→ **GIVEN PROBLEM**
Pull out each row below that contains the string "expand", and copy every such row in full.

Items from a data source:
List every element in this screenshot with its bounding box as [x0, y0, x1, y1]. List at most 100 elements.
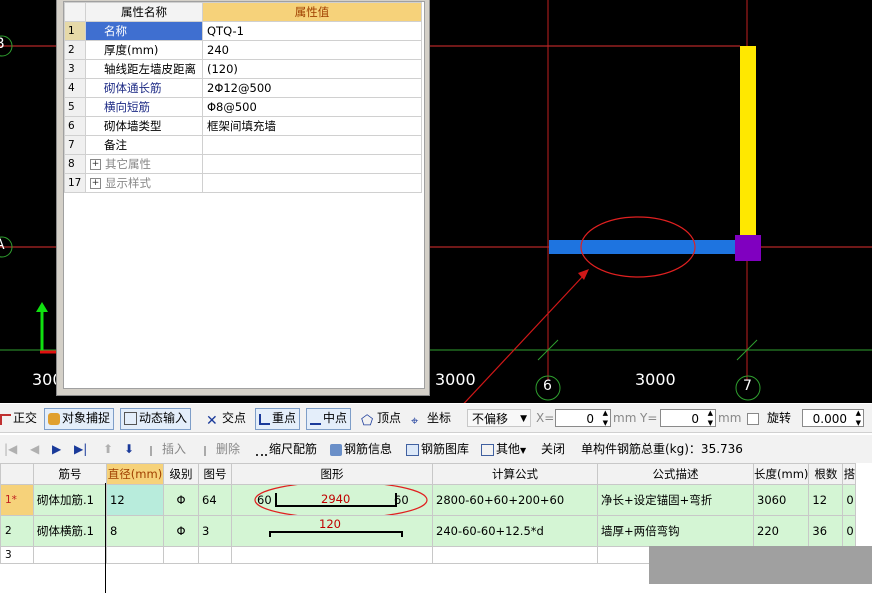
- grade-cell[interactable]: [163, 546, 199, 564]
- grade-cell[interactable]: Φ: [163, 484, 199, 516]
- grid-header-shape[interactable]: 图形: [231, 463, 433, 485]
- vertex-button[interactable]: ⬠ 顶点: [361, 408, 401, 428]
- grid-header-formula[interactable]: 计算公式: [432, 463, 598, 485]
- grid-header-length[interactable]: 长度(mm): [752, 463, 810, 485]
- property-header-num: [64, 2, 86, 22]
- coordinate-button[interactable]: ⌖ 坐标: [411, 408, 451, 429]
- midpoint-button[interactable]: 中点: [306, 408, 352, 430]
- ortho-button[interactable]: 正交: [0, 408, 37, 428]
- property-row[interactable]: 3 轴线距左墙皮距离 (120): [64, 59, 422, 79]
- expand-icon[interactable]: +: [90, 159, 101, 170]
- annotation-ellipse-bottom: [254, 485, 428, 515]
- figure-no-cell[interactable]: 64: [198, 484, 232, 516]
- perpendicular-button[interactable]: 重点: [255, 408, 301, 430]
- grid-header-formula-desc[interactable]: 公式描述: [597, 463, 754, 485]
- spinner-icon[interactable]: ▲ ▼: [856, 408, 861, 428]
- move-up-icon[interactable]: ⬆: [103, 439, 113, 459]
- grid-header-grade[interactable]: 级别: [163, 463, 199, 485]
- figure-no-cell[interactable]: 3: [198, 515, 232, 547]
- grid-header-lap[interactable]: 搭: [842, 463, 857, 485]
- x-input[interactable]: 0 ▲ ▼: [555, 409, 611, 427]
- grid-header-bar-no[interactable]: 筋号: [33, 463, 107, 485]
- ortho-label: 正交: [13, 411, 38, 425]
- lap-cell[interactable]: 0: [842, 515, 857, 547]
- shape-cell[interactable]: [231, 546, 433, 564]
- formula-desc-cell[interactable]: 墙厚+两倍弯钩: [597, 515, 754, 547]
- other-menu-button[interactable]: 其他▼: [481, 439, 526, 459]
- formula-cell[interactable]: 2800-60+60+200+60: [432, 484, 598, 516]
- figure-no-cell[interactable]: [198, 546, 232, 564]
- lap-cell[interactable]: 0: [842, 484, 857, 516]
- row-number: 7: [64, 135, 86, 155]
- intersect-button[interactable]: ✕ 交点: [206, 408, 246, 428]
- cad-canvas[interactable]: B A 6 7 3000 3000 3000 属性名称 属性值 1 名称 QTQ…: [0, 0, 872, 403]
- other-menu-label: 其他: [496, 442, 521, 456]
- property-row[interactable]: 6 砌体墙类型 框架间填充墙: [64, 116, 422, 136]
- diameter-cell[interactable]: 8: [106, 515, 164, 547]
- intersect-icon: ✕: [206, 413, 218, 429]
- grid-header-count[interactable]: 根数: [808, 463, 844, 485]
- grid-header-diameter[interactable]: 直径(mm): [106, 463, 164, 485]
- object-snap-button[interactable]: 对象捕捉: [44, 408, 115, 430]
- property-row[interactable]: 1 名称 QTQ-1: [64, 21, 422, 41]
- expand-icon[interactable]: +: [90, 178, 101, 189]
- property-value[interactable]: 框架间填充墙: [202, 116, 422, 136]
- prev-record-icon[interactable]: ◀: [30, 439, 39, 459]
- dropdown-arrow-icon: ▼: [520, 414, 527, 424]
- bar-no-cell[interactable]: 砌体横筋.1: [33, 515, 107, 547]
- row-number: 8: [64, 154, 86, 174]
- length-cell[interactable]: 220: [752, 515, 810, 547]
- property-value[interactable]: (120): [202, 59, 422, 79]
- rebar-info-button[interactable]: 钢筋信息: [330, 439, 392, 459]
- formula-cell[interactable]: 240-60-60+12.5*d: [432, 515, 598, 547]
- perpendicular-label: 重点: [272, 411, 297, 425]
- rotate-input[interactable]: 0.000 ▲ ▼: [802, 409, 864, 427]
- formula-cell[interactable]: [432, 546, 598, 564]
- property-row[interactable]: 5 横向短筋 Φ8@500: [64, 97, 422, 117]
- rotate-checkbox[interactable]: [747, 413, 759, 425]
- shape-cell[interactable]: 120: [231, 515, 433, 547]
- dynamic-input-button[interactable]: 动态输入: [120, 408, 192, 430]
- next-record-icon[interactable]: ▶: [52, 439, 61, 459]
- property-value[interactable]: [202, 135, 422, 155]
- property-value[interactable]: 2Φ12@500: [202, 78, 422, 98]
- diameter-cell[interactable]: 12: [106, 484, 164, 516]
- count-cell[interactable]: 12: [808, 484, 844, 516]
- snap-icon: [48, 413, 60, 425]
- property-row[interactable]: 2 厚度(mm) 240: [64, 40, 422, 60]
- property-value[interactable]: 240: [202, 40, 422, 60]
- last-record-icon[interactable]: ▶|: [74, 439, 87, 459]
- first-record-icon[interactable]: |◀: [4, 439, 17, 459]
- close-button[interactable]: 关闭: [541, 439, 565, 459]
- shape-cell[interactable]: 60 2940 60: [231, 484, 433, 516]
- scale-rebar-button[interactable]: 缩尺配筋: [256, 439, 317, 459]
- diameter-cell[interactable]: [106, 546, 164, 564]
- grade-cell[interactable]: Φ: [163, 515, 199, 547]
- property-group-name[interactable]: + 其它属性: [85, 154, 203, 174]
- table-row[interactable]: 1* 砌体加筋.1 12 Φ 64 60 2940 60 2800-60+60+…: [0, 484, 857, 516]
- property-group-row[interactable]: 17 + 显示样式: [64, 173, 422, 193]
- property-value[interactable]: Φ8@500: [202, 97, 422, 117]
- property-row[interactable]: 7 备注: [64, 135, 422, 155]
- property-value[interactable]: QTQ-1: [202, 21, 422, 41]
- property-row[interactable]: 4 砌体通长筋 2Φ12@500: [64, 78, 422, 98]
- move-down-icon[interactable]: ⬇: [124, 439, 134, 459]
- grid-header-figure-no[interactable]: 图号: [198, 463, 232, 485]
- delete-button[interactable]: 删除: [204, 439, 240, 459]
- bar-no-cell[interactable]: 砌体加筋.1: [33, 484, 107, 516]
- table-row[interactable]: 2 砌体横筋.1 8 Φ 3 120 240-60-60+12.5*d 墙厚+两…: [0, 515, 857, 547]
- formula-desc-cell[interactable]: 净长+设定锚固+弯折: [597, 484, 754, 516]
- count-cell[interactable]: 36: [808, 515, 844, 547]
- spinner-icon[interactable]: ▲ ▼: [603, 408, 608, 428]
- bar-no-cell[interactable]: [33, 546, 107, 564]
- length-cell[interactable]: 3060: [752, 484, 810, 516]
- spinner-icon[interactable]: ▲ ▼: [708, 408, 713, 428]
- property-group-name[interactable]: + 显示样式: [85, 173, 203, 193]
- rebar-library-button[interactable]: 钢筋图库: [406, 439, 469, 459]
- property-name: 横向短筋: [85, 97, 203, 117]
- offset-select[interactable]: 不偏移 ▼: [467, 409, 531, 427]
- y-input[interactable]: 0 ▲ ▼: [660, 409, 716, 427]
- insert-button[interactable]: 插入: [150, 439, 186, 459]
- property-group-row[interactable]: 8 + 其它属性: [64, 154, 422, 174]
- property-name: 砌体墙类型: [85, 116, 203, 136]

* * *

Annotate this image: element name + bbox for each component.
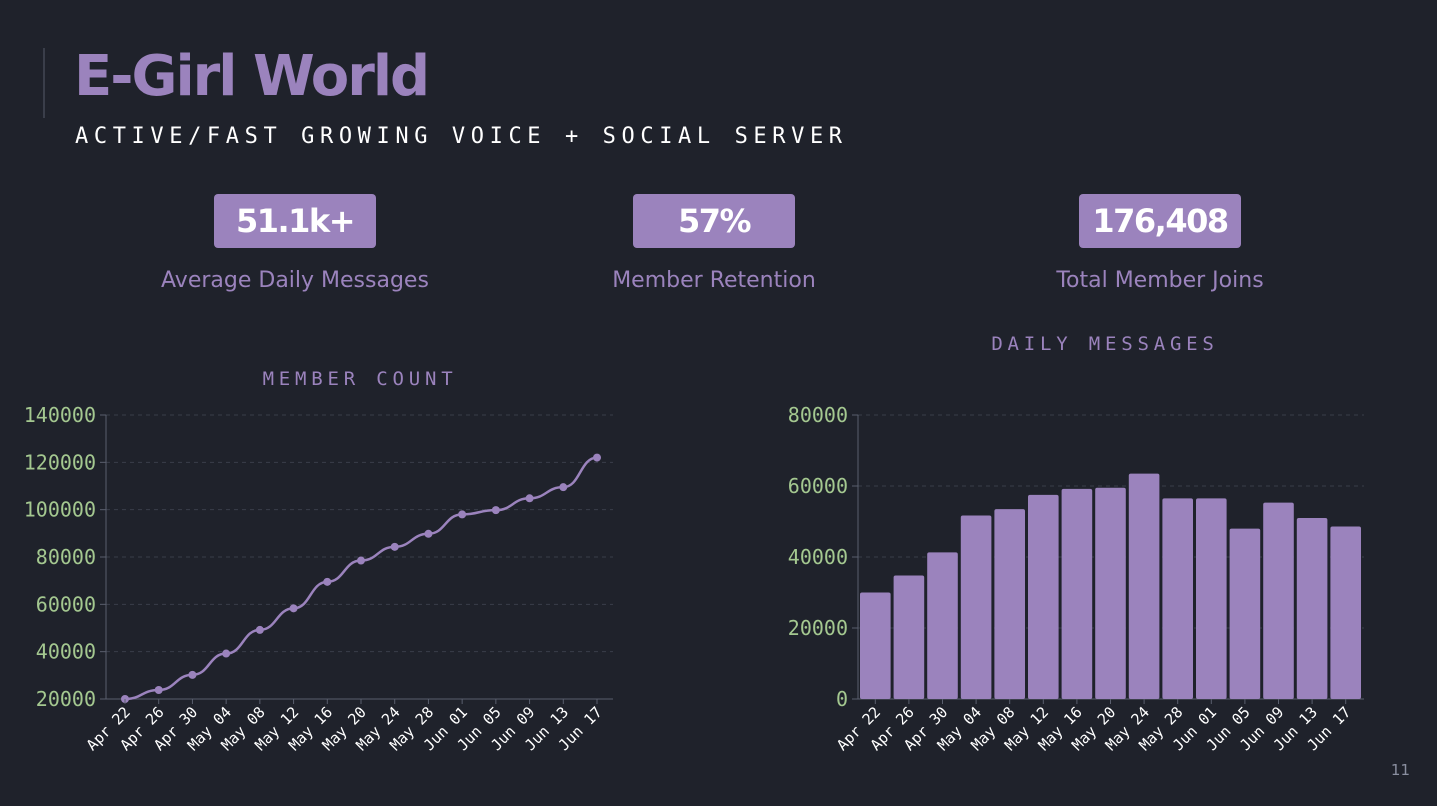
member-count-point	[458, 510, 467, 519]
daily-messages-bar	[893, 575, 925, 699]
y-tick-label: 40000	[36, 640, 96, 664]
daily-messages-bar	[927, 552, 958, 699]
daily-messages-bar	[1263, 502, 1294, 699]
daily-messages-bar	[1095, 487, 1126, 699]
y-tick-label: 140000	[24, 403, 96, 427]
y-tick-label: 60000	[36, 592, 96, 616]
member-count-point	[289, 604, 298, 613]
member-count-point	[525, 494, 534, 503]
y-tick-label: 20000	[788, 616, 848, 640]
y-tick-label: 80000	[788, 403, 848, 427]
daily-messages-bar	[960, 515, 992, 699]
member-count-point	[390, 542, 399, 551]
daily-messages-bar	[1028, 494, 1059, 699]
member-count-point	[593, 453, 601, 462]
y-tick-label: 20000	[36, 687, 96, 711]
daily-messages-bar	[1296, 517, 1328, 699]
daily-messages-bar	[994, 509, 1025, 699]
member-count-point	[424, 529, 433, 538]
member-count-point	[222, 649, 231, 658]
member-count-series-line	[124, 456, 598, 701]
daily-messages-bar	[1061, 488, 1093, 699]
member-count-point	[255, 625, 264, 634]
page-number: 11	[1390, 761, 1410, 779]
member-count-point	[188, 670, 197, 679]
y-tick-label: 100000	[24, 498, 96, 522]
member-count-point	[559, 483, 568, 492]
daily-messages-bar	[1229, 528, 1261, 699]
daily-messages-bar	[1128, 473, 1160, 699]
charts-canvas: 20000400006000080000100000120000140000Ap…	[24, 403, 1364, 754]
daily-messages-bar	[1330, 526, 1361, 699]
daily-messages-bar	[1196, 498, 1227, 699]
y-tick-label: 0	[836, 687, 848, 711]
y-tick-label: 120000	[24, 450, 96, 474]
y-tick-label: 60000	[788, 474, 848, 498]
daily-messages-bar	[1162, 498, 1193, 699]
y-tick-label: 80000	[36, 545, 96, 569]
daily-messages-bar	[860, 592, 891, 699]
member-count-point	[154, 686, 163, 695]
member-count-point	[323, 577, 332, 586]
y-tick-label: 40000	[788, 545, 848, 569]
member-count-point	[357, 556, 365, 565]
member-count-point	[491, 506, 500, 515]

→ **RESULT**
- expand-icon[interactable]: +: [90, 159, 101, 170]
- expand-icon[interactable]: +: [90, 178, 101, 189]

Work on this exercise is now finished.